__INSTRUCTION 1__
Answer these questions about the Christmas cookies post, one per line:
(a) What three fillings are in this year's kiffles?
(b) On which January dates will the family celebrate the other Christmas Eve and Christmas?
(c) How old is the youngest daughter?

__EXTRACT PROVIDED__
Holy Night, The Eating Christmas

Why am I rolling out cookies immediately after throwing 3 dozen Christmas cookies away? Seriously- I just deposited about 50 various Christmas cookies into the trashcan before directly walking to the pantry to take out flour, sugar and nuts.

Mama has finally lost it. Or it’s just Christmastime alllllll over again.

“I don’t even want these cookies,” I tell myself, my neighbors and the people we play cards with on Friday night. But then I realize that:

1.) Nana’s kiffles are better than the other brown, crumbly cookies I just dumped. (I also realize that I should have put these cookies outside for the birds to enjoy. Thanks for the awesome guilt trip, mom.)

2.) As I share these cookies with a fellow Ukrainian at Canasta group, I realize that these cookies are something special. “Can you make these for my birthday this year?” My Canasta friend asks. My first inclination is to yell, “Hell, no!” and shove a nut kiffle into his nostril. But then I realize that I am actually spreading joy with these cookies, and who would put a stop to that? The cookies are tradition. They are part of who I am and where I come from. And they are helping me connect with “my people,” if you will.

This year I have to explain to my youngest daughter, who hasn’t been to church in years, that we will celebrate another kind of Christmas Eve and Christmas on January 6 and 7 – one without presents. And that is not an easy concept for a 7-year-old to understand.

“This Christmas dinner is about who you are and where you came from,” I tell her. There is minimal spark in her eye about this statement as she is otherwise consumed by the impending doom of eating the kale on her current plate. My husband is an outspoken atheist, so I tread carefully when I speak to our daughter so that he can’t muddy the waters I am trying to clarify. “We sit down to dinner with nana on this day so that we can learn from her about our heritage.” I focus on tradition and ancestry when I talk about our Greek Orthodox holidays- which is really the part I need my girls to understand.

“Your religion is all about eating,” my father complained to my mother yesterday. Mom pursed her lips and turned away from him- he’s the son of a Southern Baptist woman and a basic God-fearing man. We don’t go to church on “his Christmas” either though. Unfortunately, I agree with dad even though I know he was just throwing out that comment to piss off my mom. Our religious holidays have changed since nana can’t attend church anymore. Instead, we turn to our traditional food and the gatherings that go with them.

Christmas Eve, or Holy Night, is a fasting day, but is the most important meal of the holiday. It takes about five years to make. (Or roughly four days worth of solid cooking in layman’s terms.) I started with the kiffles on Thursday and finished them Friday. This year they are nut, raspberry (my teenager’s favorite), and lekvar (a plum filling. Okay, it’s prune, but plum sounds so much more foodie.) Monday we rolled pirohi and filled them with potato, but made a few lekvar for nana and me. When nana told me the dough was good, I almost cried. And not one pirohi broke after boiling, so I knew that what nana said was absolutely true.

__RECORDS SHOWN__
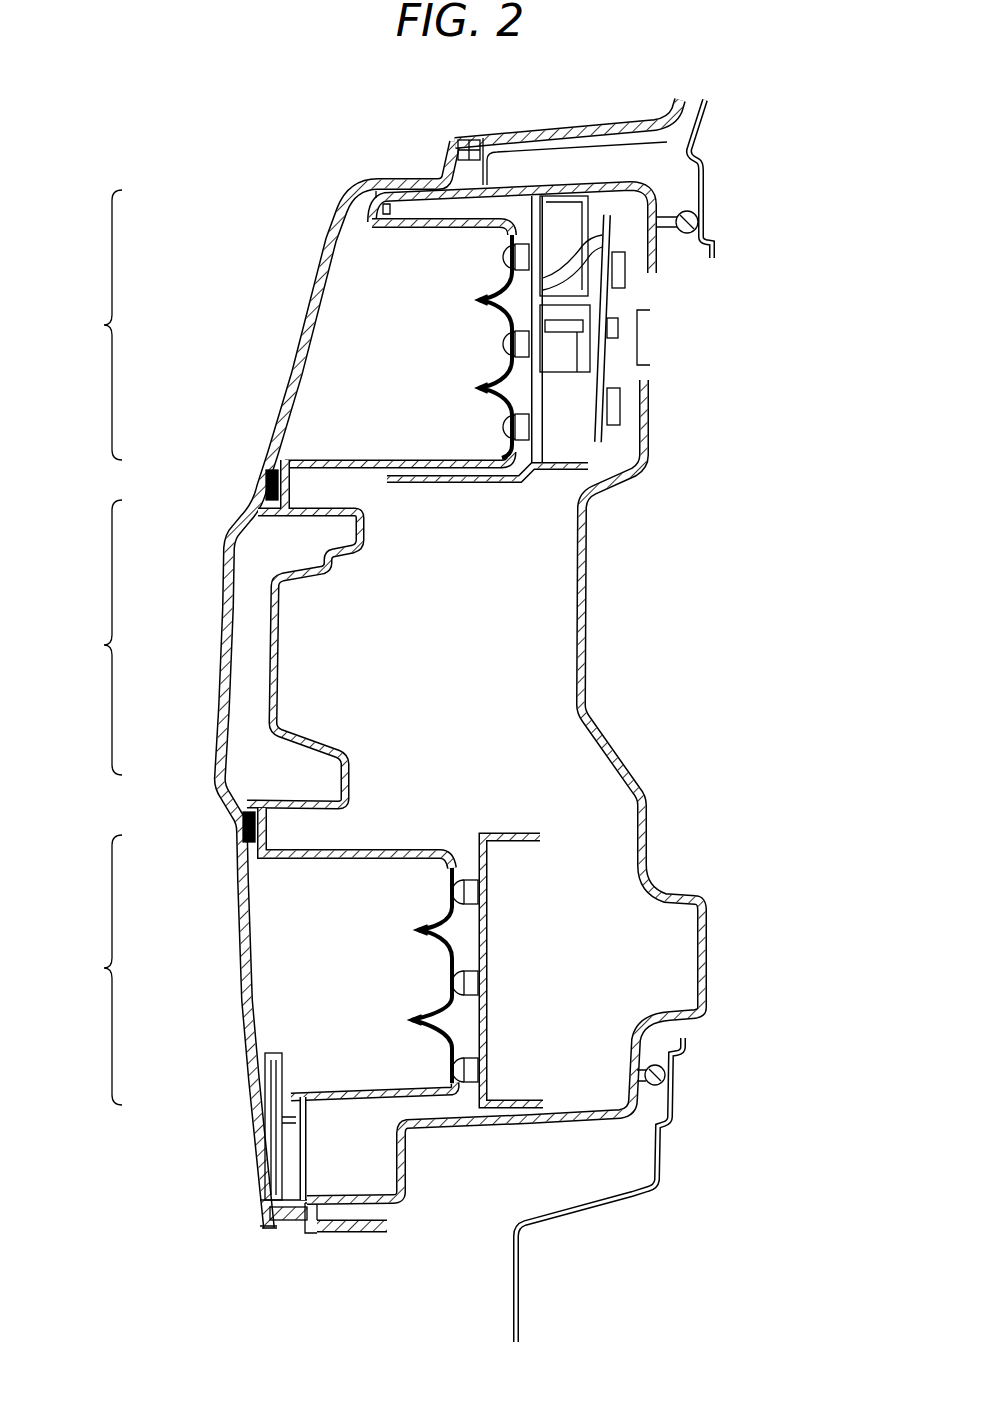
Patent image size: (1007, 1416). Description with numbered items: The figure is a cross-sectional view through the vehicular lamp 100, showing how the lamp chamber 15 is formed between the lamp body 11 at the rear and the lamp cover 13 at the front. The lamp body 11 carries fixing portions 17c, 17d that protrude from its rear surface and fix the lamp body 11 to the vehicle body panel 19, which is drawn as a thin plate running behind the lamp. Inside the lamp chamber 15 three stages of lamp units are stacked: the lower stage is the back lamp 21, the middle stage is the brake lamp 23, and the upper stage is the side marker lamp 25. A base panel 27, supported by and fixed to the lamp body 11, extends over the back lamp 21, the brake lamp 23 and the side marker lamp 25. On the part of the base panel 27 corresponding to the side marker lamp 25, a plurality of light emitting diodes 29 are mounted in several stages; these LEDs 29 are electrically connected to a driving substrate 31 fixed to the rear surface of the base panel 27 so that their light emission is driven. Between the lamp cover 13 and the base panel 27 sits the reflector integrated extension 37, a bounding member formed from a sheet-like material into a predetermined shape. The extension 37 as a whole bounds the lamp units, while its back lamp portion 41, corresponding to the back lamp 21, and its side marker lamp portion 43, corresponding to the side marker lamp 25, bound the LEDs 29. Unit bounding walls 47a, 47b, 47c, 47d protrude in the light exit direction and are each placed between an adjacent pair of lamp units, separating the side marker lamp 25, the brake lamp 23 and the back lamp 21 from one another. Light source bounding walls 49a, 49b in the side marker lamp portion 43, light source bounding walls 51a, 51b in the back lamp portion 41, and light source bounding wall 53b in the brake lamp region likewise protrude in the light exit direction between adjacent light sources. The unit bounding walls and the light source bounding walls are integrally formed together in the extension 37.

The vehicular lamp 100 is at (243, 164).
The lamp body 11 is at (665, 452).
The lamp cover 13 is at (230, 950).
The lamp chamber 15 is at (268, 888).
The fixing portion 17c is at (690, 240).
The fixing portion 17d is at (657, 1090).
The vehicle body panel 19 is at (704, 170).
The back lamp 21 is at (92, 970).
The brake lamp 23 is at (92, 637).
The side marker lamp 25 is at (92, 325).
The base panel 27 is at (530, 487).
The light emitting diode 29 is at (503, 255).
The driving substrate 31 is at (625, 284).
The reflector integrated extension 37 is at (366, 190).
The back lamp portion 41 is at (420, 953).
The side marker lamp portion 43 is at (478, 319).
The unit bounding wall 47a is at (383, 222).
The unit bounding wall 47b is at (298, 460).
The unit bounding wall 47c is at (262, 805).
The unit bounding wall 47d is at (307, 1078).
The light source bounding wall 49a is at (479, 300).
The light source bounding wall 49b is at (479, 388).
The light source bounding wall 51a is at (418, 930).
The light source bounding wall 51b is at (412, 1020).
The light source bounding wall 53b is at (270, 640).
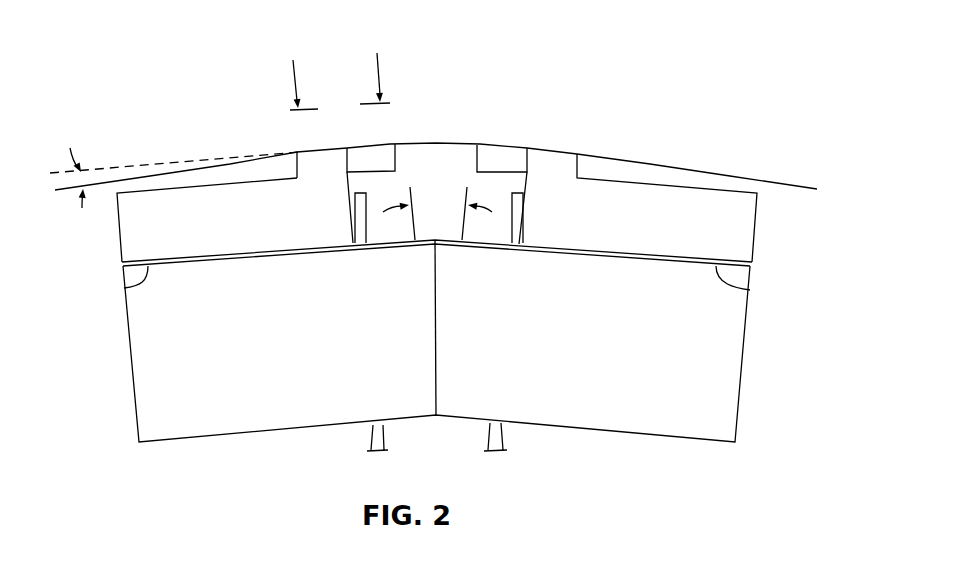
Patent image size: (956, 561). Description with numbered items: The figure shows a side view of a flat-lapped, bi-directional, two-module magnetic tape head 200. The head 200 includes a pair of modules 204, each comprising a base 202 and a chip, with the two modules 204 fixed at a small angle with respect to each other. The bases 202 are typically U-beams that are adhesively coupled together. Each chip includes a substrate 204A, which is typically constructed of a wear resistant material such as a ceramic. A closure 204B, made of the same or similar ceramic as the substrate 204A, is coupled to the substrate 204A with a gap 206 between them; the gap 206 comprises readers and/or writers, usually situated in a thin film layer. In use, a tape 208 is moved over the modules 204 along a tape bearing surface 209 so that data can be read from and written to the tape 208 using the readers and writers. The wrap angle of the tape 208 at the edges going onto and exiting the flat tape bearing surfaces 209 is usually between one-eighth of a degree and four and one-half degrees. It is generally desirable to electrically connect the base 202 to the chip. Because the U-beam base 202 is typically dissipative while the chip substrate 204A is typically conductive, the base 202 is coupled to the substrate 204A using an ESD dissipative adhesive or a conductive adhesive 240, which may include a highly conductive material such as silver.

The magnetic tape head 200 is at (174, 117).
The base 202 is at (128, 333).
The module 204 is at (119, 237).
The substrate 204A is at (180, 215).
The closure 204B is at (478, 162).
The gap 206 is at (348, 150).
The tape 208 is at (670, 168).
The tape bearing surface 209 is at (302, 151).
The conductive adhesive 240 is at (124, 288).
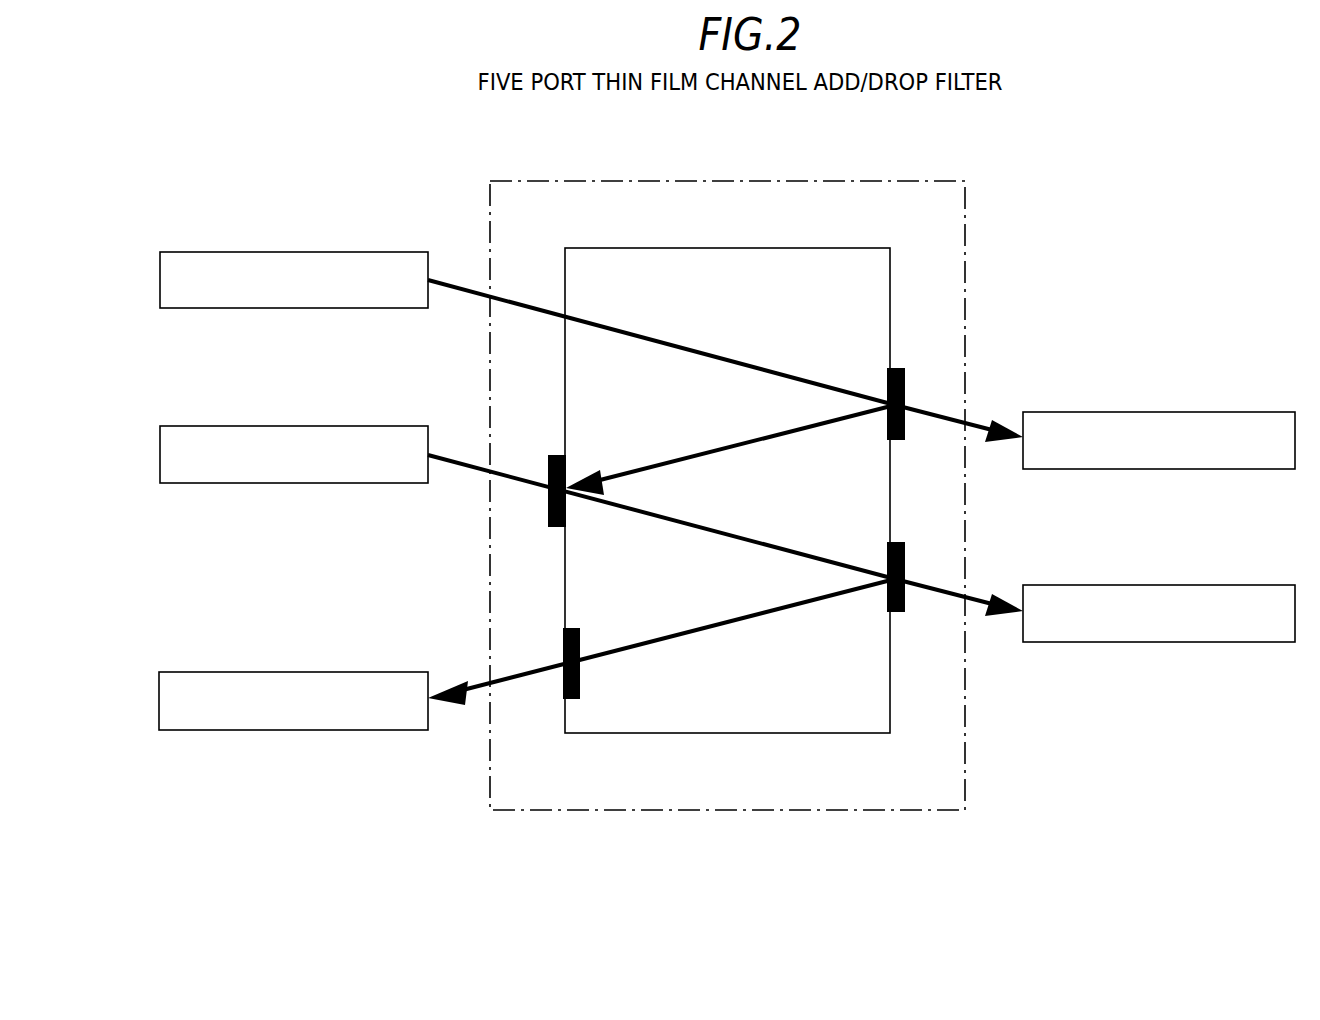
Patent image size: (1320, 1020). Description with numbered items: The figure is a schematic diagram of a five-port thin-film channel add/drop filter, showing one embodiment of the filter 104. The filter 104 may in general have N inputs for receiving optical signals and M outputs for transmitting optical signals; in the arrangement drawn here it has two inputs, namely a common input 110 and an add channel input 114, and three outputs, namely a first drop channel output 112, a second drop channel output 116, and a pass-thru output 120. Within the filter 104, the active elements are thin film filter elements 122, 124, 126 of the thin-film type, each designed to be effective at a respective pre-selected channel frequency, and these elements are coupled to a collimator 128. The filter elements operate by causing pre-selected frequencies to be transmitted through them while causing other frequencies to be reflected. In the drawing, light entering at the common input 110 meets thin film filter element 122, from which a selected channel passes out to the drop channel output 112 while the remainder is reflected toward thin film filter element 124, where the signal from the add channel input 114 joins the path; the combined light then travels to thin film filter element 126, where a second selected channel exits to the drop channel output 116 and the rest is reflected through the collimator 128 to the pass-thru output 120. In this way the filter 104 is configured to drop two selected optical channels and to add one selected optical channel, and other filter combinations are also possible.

__INSTRUCTION 2__
Pick out each line of the records containing the string "closure" and copy it. Case counts.

__RESPONSE 1__
(a) Nut, raspberry, and lekvar.
(b) January 6 and 7.
(c) She is 7.

__RESPONSE 2__
Patent image size: (956, 561). Description with numbered items: The figure shows a side view of a flat-lapped, bi-directional, two-module magnetic tape head 200. The head 200 includes a pair of modules 204, each comprising a base 202 and a chip, with the two modules 204 fixed at a small angle with respect to each other. The bases 202 are typically U-beams that are adhesively coupled together. Each chip includes a substrate 204A, which is typically constructed of a wear resistant material such as a ceramic. A closure 204B, made of the same or similar ceramic as the substrate 204A, is coupled to the substrate 204A with a gap 206 between them; the gap 206 comprises readers and/or writers, usually situated in a thin film layer. In use, a tape 208 is moved over the modules 204 along a tape bearing surface 209 so that data can be read from and written to the tape 208 using the readers and writers. The wrap angle of the tape 208 at the edges going onto and exiting the flat tape bearing surfaces 209 is usually between one-eighth of a degree and four and one-half degrees. It is generally desirable to electrically connect the base 202 to the chip. Because the U-beam base 202 is typically dissipative while the chip substrate 204A is typically conductive, the base 202 is coupled to the substrate 204A using an ESD dissipative adhesive or a conductive adhesive 240, which may include a highly conductive material such as silver.
The closure 204B is at (478, 162).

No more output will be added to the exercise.